练习任务:
A – 请把短文中从“学术研究者需要高效且可靠的方”一直到“的LLM抽取器（48.7）。”的全部内容重写一遍，并将其中的“学术研究者”替换为“科研人员”。
B – 根据短文回答下列问题：
(i) 人工标注由谁完成？
(ii) 取得最佳词级F1值的ModernBERT令牌分类器有多少参数？
(iii) 表现最强的LLM抽取器的词级F1值是多少？

阅读短文:
************

ACL-Verbatim：面向研究领域的无幻觉问答

摘要

学术研究者需要高效且可靠的方法从可靠来源中收集高质量信息，但当前用于AI辅助研究的现代工具仍存在大语言模型（LLM）生成事实性错误或毫无意义输出的倾向，即所谓的“幻觉”。我们将VerbatimRAG抽取式问答系统应用于ACL Anthology中的研究论文，直接将用户查询映射到检索文档中的原文文本片段。我们为“将用户查询映射至研究论文相关文本片段”这一任务贡献了一个新的真实数据集，并利用该数据集训练和评估了多种抽取式模型。人工标注由NLP研究人员完成，基于我们使用ScIRGen方法定制流程生成的合成用户查询，并与VerbatimRAG检索到的研究论文片段配对。在该基准测试中，一个1.5亿参数的ModernBERT令牌分类器（基于我们流程生成的银级监督训练）取得了最佳词级F1值（53.6），领先于表现最强的LLM抽取器（48.7）。

************

数据条目

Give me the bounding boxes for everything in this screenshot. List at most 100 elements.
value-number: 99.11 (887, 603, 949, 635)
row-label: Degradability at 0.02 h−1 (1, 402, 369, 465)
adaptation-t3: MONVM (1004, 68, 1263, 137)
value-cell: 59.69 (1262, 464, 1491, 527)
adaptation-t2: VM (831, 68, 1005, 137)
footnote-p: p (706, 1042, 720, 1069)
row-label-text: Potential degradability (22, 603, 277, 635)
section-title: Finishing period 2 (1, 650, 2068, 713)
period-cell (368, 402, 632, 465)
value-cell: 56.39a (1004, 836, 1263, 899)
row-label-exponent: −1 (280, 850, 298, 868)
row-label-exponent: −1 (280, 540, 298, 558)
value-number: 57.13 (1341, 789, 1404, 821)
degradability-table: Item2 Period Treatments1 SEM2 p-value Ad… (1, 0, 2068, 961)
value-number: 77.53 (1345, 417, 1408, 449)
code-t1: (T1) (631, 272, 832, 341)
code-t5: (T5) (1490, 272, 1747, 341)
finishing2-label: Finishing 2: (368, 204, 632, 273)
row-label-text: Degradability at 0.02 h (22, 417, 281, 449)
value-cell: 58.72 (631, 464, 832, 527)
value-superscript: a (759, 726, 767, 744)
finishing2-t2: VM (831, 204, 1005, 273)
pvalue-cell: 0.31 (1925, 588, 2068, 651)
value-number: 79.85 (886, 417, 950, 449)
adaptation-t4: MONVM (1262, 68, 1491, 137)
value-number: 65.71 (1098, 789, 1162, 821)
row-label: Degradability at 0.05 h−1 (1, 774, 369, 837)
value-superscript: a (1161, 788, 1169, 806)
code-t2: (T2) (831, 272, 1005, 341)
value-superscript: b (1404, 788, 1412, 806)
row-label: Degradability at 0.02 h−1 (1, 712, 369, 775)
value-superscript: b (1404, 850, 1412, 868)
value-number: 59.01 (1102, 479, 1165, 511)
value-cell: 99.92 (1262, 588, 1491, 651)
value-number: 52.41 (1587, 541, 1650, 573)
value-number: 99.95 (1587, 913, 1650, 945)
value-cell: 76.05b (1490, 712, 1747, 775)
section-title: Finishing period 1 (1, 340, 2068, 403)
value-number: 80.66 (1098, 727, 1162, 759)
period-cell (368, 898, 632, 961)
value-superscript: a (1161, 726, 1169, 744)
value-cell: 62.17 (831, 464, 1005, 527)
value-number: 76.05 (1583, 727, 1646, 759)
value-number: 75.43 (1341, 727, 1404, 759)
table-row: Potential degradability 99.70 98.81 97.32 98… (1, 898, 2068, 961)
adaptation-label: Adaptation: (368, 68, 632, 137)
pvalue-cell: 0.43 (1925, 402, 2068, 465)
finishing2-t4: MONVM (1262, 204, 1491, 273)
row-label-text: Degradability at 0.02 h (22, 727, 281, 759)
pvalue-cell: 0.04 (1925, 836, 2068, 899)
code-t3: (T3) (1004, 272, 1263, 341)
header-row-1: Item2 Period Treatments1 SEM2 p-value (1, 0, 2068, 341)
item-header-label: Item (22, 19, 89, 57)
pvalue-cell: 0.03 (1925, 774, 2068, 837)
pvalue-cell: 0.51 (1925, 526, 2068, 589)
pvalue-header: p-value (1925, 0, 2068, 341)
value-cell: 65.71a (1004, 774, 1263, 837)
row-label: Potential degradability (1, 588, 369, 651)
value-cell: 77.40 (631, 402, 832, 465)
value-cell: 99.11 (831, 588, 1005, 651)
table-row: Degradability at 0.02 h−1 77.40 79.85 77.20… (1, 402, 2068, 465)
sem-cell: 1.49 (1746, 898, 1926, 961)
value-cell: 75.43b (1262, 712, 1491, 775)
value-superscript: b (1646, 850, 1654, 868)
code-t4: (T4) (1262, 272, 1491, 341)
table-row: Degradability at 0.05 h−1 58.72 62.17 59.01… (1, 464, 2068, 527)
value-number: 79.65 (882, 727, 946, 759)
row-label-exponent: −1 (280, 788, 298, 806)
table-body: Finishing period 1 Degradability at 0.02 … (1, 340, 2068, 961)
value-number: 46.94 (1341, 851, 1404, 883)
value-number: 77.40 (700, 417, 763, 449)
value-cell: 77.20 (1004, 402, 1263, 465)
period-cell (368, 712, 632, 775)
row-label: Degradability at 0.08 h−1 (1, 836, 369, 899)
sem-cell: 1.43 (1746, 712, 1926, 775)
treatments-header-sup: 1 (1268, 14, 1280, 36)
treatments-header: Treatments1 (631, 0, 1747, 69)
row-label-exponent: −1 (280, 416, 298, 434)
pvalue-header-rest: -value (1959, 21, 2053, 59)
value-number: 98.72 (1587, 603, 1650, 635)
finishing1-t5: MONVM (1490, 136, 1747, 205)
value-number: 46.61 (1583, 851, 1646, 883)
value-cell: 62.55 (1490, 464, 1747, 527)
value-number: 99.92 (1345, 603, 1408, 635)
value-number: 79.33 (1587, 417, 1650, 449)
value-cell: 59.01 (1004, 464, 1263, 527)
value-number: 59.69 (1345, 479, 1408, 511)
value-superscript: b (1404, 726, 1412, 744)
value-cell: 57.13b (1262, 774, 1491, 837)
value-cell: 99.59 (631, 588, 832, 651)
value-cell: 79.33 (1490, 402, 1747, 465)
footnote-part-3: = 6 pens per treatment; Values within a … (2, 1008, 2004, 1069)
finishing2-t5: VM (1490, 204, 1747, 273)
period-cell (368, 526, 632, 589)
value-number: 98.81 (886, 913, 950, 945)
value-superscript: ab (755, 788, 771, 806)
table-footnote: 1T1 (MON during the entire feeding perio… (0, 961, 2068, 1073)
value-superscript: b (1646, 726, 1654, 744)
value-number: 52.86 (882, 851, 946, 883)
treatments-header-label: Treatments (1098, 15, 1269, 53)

************

参考答案:
A –
科研人员需要高效且可靠的方法从可靠来源中收集高质量信息，但当前用于AI辅助研究的现代工具仍存在大语言模型（LLM）生成事实性错误或毫无意义输出的倾向，即所谓的“幻觉”。我们将VerbatimRAG抽取式问答系统应用于ACL Anthology中的研究论文，直接将用户查询映射到检索文档中的原文文本片段。我们为“将用户查询映射至研究论文相关文本片段”这一任务贡献了一个新的真实数据集，并利用该数据集训练和评估了多种抽取式模型。人工标注由NLP研究人员完成，基于我们使用ScIRGen方法定制流程生成的合成用户查询，并与VerbatimRAG检索到的研究论文片段配对。在该基准测试中，一个1.5亿参数的ModernBERT令牌分类器（基于我们流程生成的银级监督训练）取得了最佳词级F1值（53.6），领先于表现最强的LLM抽取器（48.7）。

B –
(i) NLP研究人员。
(ii) 1.5亿参数。
(iii) 48.7。